BEGIN DATA PROVIDED

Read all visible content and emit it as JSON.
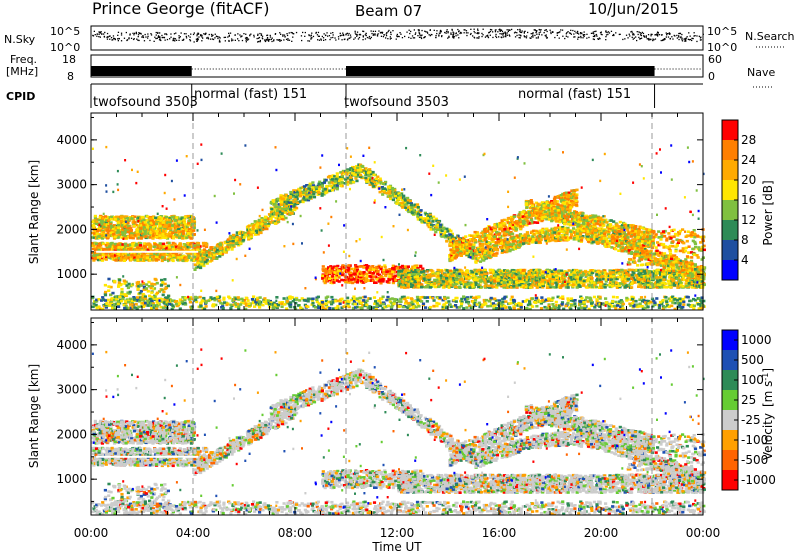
{
  "header": {
    "title": "Prince George (fitACF)",
    "beam": "Beam 07",
    "date": "10/Jun/2015"
  },
  "strips": {
    "nsky_label": "N.Sky",
    "nsky_ticks": [
      "10^5",
      "10^0"
    ],
    "nsky_right_ticks": [
      "10^5",
      "10^0"
    ],
    "nsearch_label": "N.Search",
    "freq_label_1": "Freq.",
    "freq_label_2": "[MHz]",
    "freq_ticks": [
      "18",
      "8"
    ],
    "nave_ticks": [
      "60",
      "0"
    ],
    "nave_label": "Nave",
    "cpid_label": "CPID",
    "cpid_segments": [
      {
        "label": "twofsound 3503",
        "start": 0.0,
        "end": 3.95
      },
      {
        "label": "normal (fast) 151",
        "start": 3.95,
        "end": 10.0
      },
      {
        "label": "twofsound 3503",
        "start": 10.0,
        "end": 22.1
      },
      {
        "label": "normal (fast) 151",
        "start": 13.9,
        "end": 22.1
      }
    ],
    "freq_high_intervals": [
      [
        0.0,
        3.95
      ],
      [
        10.0,
        22.1
      ]
    ]
  },
  "chart_data": [
    {
      "type": "heatmap",
      "name": "power",
      "ylabel": "Slant Range [km]",
      "yticks": [
        "4000",
        "3000",
        "2000",
        "1000"
      ],
      "ylim": [
        200,
        4600
      ],
      "xlim": [
        0,
        24
      ],
      "colorbar": {
        "label": "Power [dB]",
        "ticks": [
          "28",
          "24",
          "20",
          "16",
          "12",
          "8",
          "4"
        ],
        "colors": [
          "#ff0000",
          "#ff7f00",
          "#ffaa00",
          "#ffe600",
          "#80c040",
          "#2e8b57",
          "#1f4fa0",
          "#0000ff"
        ]
      }
    },
    {
      "type": "heatmap",
      "name": "velocity",
      "ylabel": "Slant Range [km]",
      "yticks": [
        "4000",
        "3000",
        "2000",
        "1000"
      ],
      "ylim": [
        200,
        4600
      ],
      "xlim": [
        0,
        24
      ],
      "xlabel": "Time UT",
      "xticks": [
        "00:00",
        "04:00",
        "08:00",
        "12:00",
        "16:00",
        "20:00",
        "00:00"
      ],
      "colorbar": {
        "label": "Velocity",
        "unit": "[m s",
        "unit_sup": "-1",
        "unit_close": "]",
        "ticks": [
          "1000",
          "500",
          "100",
          "25",
          "-25",
          "-100",
          "-500",
          "-1000"
        ],
        "colors": [
          "#0000ff",
          "#1e50b4",
          "#2e8b57",
          "#66cc33",
          "#cccccc",
          "#ffa000",
          "#ff6400",
          "#ff0000"
        ]
      }
    }
  ]
}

END DATA PROVIDED

→ **THE REQUEST**
Without including any picture, repeat the data exactly.

→ **FINISHED TASK**
Read all visible content and emit it as JSON.
{
  "header": {
    "title": "Prince George (fitACF)",
    "beam": "Beam 07",
    "date": "10/Jun/2015"
  },
  "strips": {
    "nsky_label": "N.Sky",
    "nsky_ticks": [
      "10^5",
      "10^0"
    ],
    "nsky_right_ticks": [
      "10^5",
      "10^0"
    ],
    "nsearch_label": "N.Search",
    "freq_label_1": "Freq.",
    "freq_label_2": "[MHz]",
    "freq_ticks": [
      "18",
      "8"
    ],
    "nave_ticks": [
      "60",
      "0"
    ],
    "nave_label": "Nave",
    "cpid_label": "CPID",
    "cpid_segments": [
      {
        "label": "twofsound 3503",
        "start": 0.0,
        "end": 3.95
      },
      {
        "label": "normal (fast) 151",
        "start": 3.95,
        "end": 10.0
      },
      {
        "label": "twofsound 3503",
        "start": 10.0,
        "end": 22.1
      },
      {
        "label": "normal (fast) 151",
        "start": 13.9,
        "end": 22.1
      }
    ],
    "freq_high_intervals": [
      [
        0.0,
        3.95
      ],
      [
        10.0,
        22.1
      ]
    ]
  },
  "chart_data": [
    {
      "type": "heatmap",
      "name": "power",
      "ylabel": "Slant Range [km]",
      "yticks": [
        "4000",
        "3000",
        "2000",
        "1000"
      ],
      "ylim": [
        200,
        4600
      ],
      "xlim": [
        0,
        24
      ],
      "colorbar": {
        "label": "Power [dB]",
        "ticks": [
          "28",
          "24",
          "20",
          "16",
          "12",
          "8",
          "4"
        ],
        "colors": [
          "#ff0000",
          "#ff7f00",
          "#ffaa00",
          "#ffe600",
          "#80c040",
          "#2e8b57",
          "#1f4fa0",
          "#0000ff"
        ]
      }
    },
    {
      "type": "heatmap",
      "name": "velocity",
      "ylabel": "Slant Range [km]",
      "yticks": [
        "4000",
        "3000",
        "2000",
        "1000"
      ],
      "ylim": [
        200,
        4600
      ],
      "xlim": [
        0,
        24
      ],
      "xlabel": "Time UT",
      "xticks": [
        "00:00",
        "04:00",
        "08:00",
        "12:00",
        "16:00",
        "20:00",
        "00:00"
      ],
      "colorbar": {
        "label": "Velocity",
        "unit": "[m s",
        "unit_sup": "-1",
        "unit_close": "]",
        "ticks": [
          "1000",
          "500",
          "100",
          "25",
          "-25",
          "-100",
          "-500",
          "-1000"
        ],
        "colors": [
          "#0000ff",
          "#1e50b4",
          "#2e8b57",
          "#66cc33",
          "#cccccc",
          "#ffa000",
          "#ff6400",
          "#ff0000"
        ]
      }
    }
  ]
}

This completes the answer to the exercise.